(Records excerpted from a collection)
################

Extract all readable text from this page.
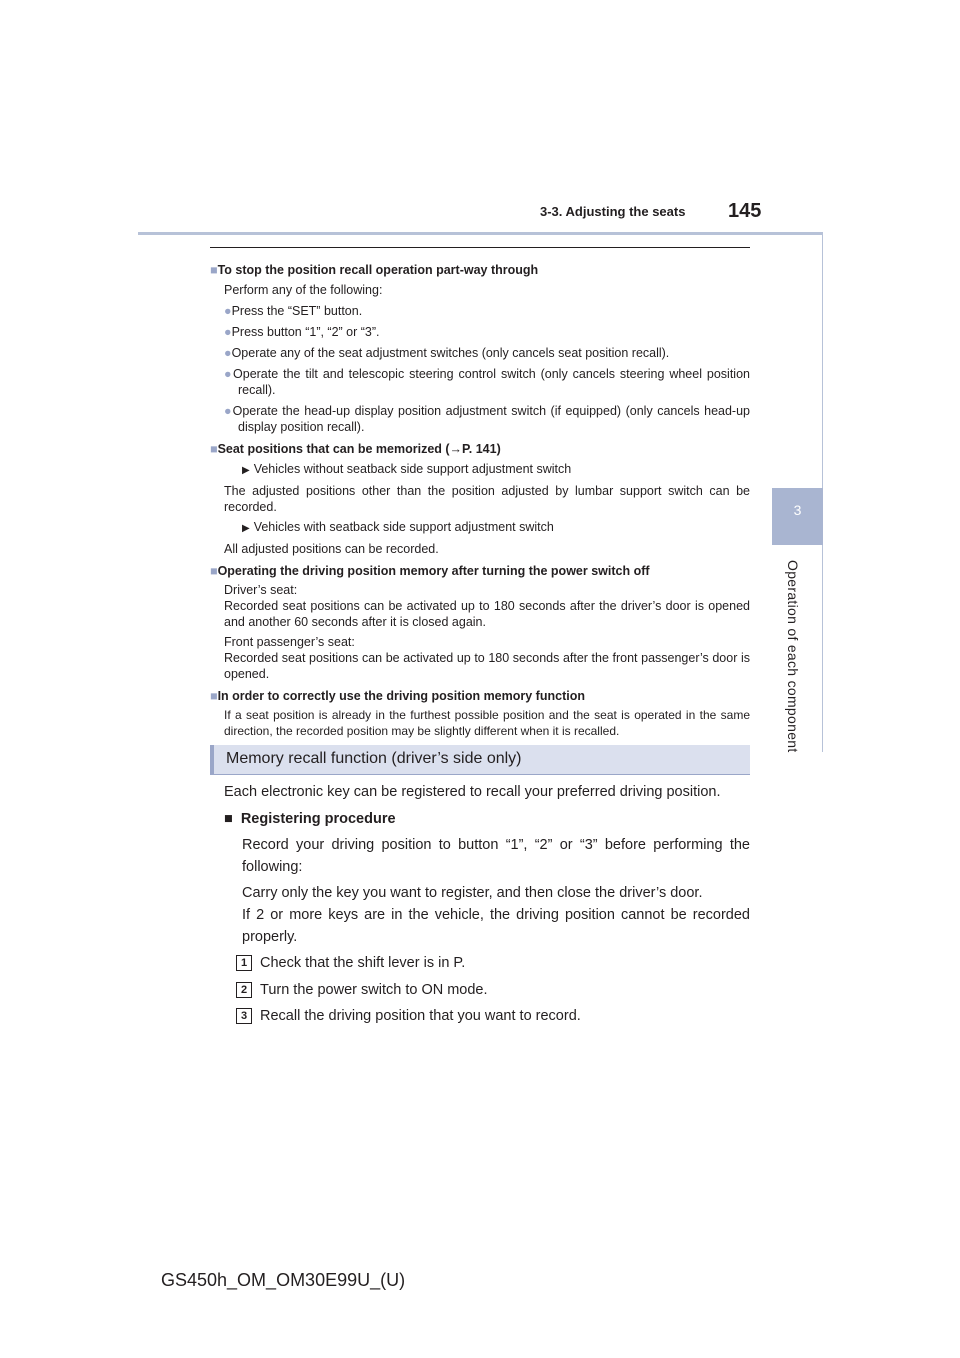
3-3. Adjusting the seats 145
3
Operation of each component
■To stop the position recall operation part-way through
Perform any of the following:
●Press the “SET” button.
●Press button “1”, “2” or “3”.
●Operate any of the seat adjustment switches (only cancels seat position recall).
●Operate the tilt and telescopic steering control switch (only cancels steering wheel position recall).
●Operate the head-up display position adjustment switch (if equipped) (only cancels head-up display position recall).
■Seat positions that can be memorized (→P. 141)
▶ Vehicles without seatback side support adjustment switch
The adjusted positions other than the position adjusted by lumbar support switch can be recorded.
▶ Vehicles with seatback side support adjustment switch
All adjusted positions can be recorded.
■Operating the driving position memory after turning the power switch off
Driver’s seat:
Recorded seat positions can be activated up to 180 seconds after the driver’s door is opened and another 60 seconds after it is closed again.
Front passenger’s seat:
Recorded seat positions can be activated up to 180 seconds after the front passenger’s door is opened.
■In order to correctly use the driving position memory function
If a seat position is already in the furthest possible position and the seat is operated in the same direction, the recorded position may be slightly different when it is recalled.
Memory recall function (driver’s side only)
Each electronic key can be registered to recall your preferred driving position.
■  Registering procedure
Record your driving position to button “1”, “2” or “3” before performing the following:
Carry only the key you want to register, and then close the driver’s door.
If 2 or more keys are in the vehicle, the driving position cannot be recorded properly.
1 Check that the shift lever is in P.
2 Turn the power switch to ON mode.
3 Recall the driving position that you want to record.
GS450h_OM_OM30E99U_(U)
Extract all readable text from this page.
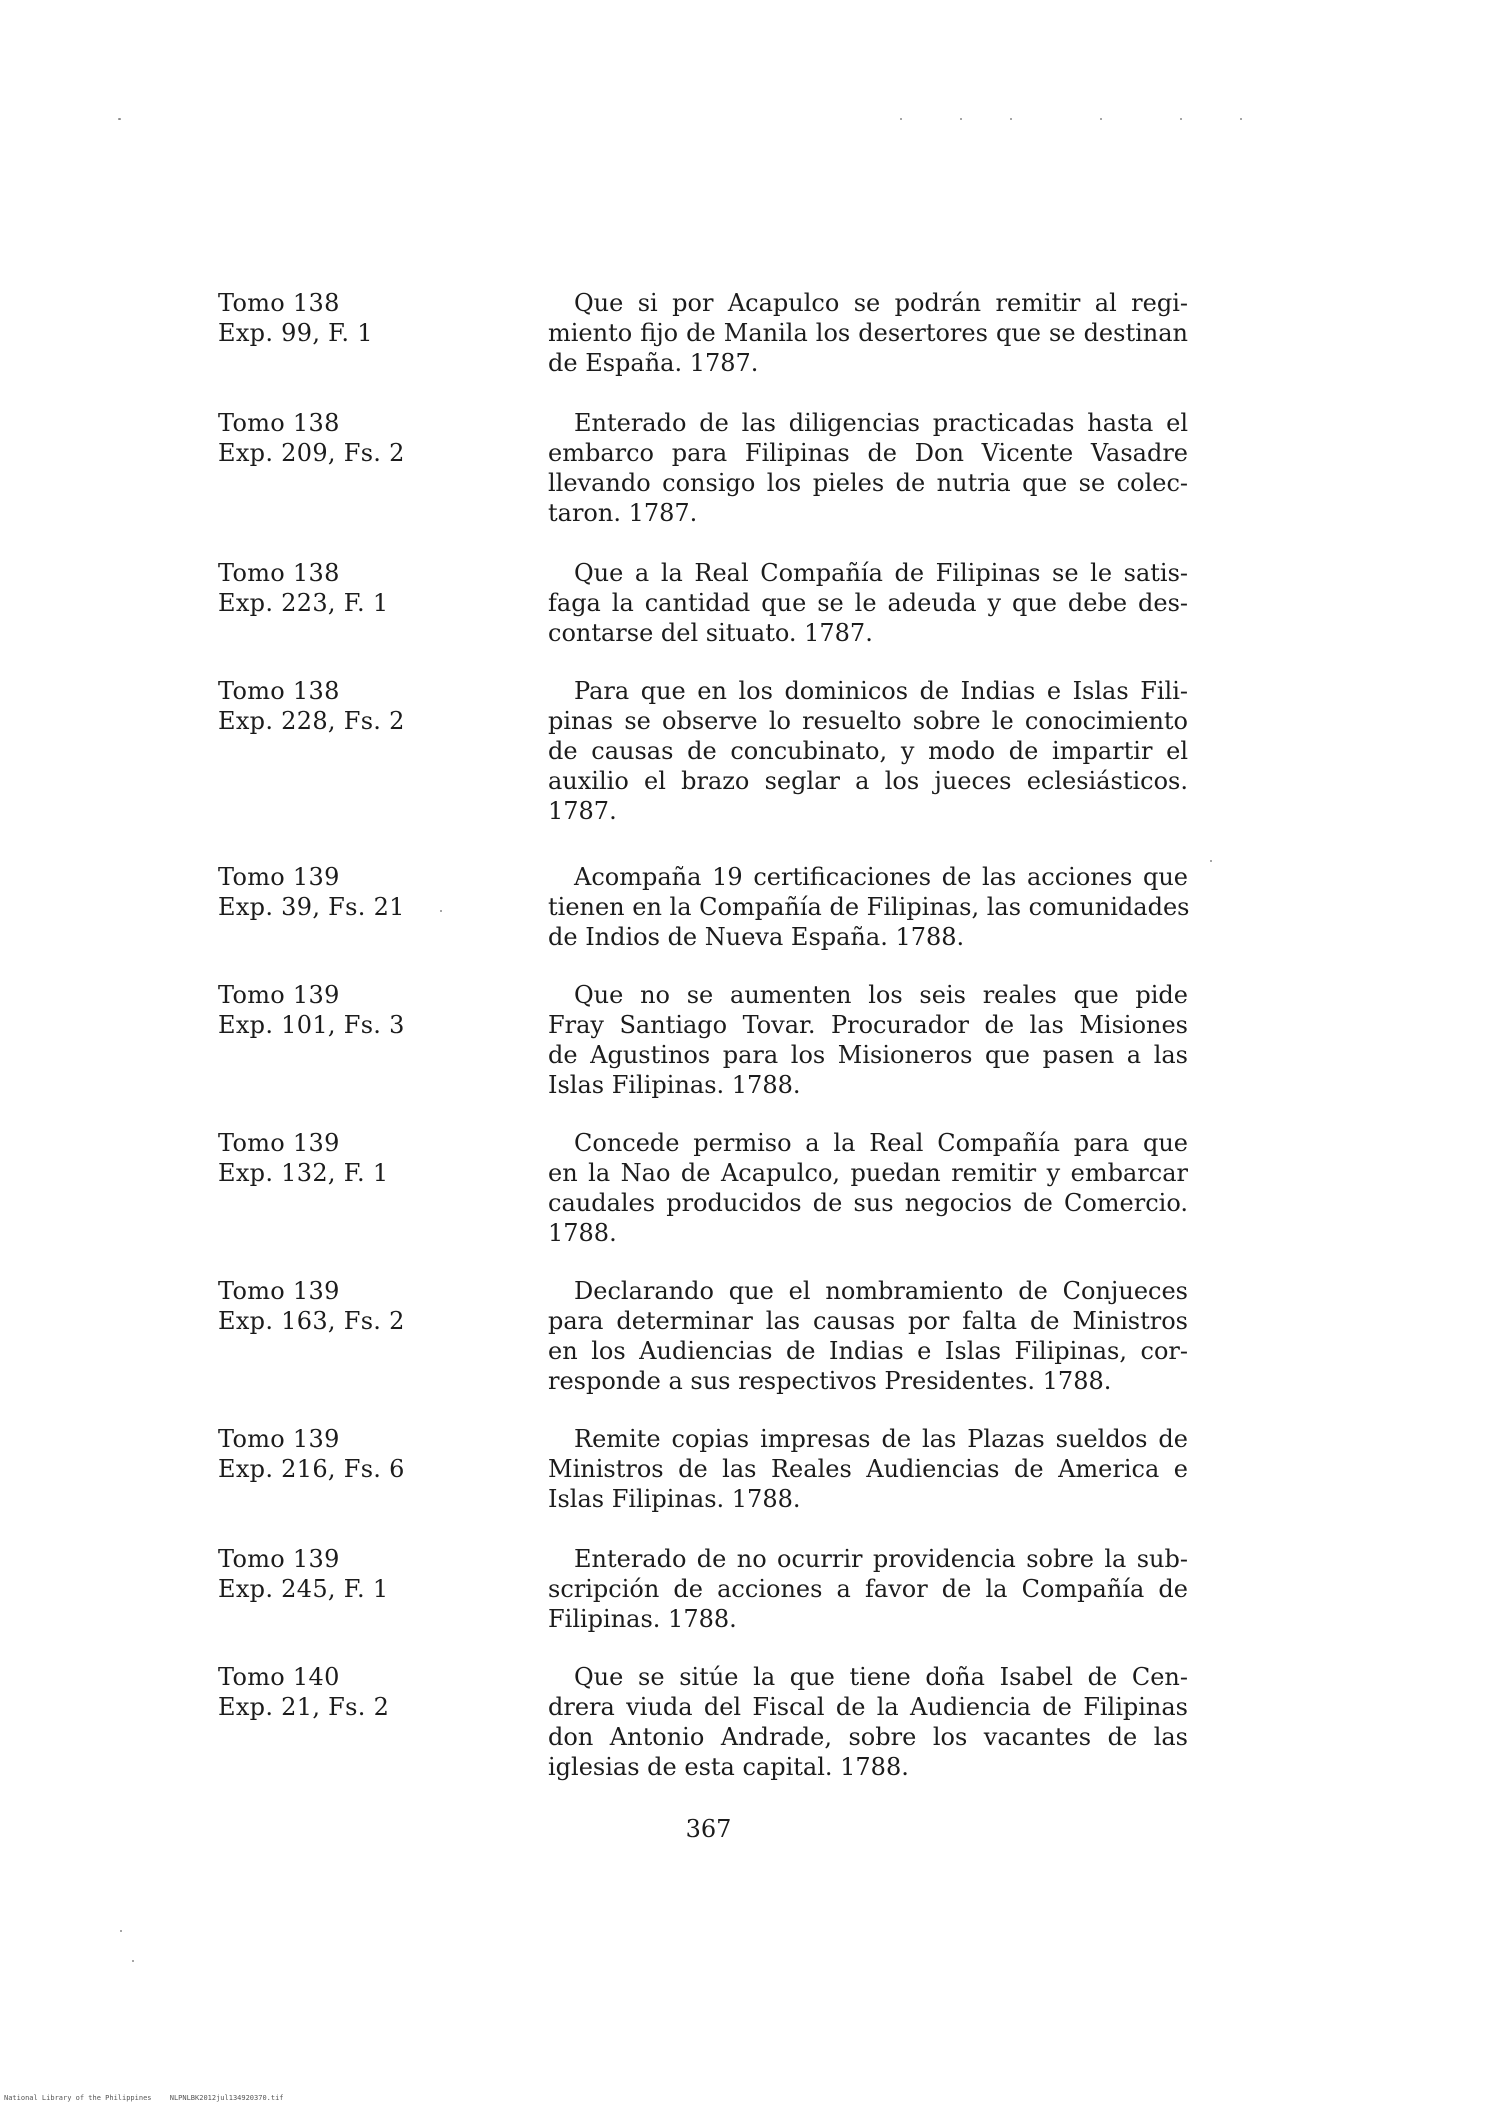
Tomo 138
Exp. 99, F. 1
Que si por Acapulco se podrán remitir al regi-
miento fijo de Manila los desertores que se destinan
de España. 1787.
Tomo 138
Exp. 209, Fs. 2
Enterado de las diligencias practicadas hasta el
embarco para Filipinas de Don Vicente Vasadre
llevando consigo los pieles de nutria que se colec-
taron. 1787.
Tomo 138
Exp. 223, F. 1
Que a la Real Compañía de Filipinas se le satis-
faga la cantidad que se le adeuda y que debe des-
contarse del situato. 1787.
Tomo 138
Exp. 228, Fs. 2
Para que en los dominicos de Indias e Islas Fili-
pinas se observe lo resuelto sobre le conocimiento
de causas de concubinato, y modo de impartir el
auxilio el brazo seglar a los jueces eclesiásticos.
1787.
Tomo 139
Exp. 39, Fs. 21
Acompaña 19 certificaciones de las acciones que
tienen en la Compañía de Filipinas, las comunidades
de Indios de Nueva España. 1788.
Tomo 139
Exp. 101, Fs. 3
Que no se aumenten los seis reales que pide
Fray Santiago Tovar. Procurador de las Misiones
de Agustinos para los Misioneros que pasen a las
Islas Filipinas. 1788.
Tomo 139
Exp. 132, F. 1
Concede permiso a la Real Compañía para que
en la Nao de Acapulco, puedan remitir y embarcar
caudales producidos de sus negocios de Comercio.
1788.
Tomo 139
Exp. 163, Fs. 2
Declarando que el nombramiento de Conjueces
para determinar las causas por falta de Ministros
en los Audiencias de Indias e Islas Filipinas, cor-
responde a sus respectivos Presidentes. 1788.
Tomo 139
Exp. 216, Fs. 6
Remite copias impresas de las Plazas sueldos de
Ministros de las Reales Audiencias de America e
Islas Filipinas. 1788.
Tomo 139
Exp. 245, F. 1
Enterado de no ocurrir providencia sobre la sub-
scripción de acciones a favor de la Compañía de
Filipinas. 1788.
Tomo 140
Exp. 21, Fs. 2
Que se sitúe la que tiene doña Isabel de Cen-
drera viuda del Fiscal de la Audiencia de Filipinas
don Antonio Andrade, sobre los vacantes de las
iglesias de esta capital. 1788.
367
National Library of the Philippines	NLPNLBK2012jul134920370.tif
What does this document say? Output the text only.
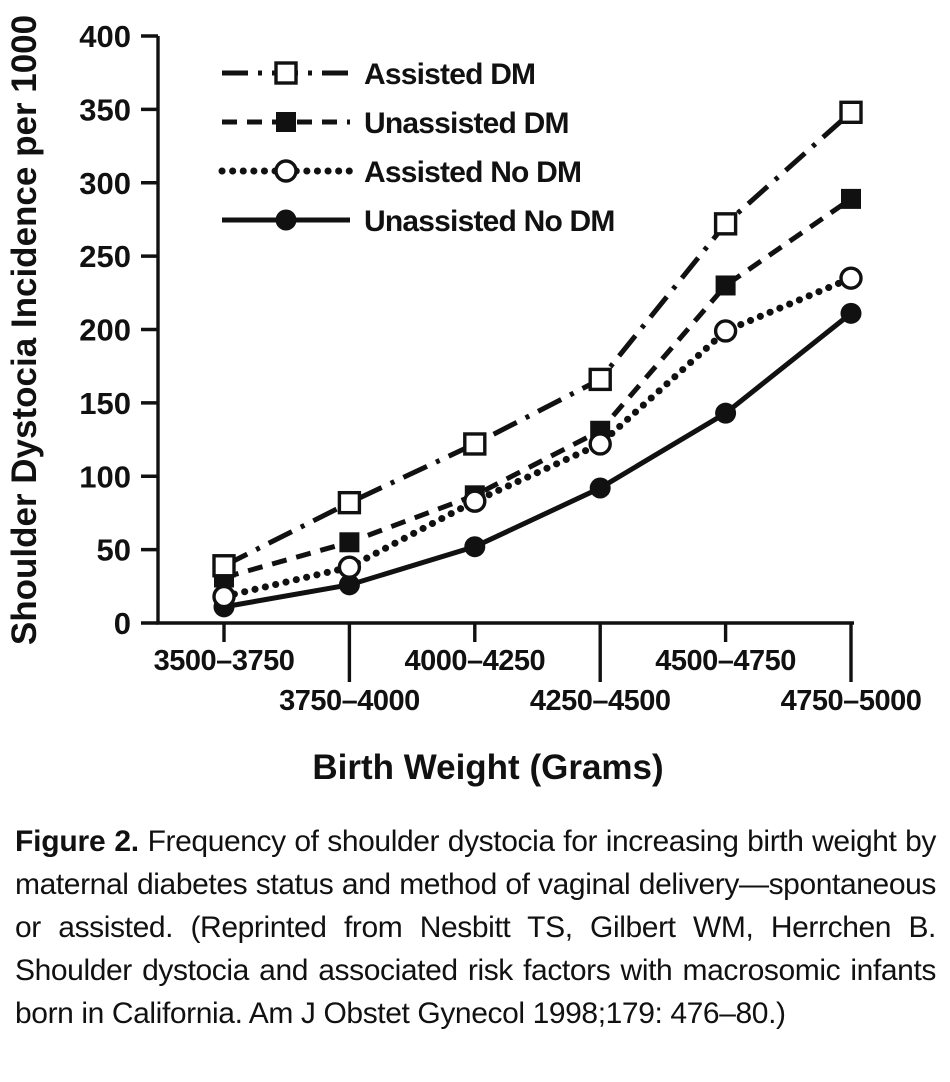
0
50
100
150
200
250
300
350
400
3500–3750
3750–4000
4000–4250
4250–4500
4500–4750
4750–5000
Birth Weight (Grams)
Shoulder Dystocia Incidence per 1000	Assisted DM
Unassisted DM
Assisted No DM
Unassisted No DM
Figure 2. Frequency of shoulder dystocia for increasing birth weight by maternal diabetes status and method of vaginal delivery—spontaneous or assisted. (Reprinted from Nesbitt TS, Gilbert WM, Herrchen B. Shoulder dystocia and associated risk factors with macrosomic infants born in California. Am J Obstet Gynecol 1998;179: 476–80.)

################

Among the records above, find each line holding the string "only" and pull it out.

▶ _Solution for this exercise_
●Operate any of the seat adjustment switches (only cancels seat position recall).
●Operate the tilt and telescopic steering control switch (only cancels steering wheel position recall).
●Operate the head-up display position adjustment switch (if equipped) (only cancels head-up display position recall).
Memory recall function (driver’s side only)
Carry only the key you want to register, and then close the driver’s door.
What does this document say? Output the text only.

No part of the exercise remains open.